■ Job ■
Find the string "extremo" in the listing and report every line that has it.

■ Exercise material ■

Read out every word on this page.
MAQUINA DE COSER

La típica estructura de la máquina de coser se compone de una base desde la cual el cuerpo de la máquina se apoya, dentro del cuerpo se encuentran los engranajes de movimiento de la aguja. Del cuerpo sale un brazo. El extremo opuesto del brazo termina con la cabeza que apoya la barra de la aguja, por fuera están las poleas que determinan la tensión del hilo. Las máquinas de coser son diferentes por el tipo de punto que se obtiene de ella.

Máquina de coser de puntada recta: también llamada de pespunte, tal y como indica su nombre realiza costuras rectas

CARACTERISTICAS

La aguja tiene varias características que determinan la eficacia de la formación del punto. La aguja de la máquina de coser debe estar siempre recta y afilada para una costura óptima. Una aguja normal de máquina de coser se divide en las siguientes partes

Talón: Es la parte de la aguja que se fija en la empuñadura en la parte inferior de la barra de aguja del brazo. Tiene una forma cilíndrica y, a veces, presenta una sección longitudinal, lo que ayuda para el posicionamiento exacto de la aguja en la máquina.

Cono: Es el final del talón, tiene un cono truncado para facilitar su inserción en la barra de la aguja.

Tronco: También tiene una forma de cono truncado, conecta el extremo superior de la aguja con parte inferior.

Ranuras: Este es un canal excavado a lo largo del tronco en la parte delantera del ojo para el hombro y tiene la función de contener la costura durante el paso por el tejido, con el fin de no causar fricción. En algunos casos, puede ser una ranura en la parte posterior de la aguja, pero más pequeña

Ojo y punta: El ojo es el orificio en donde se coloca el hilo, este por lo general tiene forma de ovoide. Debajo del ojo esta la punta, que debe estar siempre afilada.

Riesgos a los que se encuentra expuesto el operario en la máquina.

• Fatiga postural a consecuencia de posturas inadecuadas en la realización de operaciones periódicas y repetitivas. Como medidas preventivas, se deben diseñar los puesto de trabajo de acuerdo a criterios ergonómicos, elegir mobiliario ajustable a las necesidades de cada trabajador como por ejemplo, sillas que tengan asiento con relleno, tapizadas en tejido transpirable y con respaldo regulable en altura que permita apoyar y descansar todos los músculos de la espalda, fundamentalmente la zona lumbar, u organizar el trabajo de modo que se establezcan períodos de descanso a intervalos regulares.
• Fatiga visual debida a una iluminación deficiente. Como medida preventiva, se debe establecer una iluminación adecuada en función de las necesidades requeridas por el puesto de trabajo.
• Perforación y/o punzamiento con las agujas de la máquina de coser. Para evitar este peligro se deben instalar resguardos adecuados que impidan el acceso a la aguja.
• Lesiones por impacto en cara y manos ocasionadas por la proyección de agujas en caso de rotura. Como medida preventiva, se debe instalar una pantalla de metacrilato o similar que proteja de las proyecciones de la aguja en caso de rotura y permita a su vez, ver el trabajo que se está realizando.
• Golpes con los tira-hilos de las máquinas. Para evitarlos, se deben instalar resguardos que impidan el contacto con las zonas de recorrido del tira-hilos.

■ Written answer ■
La típica estructura de la máquina de coser se compone de una base desde la cual el cuerpo de la máquina se apoya, dentro del cuerpo se encuentran los engranajes de movimiento de la aguja. Del cuerpo sale un brazo. El extremo opuesto del brazo termina con la cabeza que apoya la barra de la aguja, por fuera están las poleas que determinan la tensión del hilo. Las máquinas de coser son diferentes por el tipo de punto que se obtiene de ella.
Tronco: También tiene una forma de cono truncado, conecta el extremo superior de la aguja con parte inferior.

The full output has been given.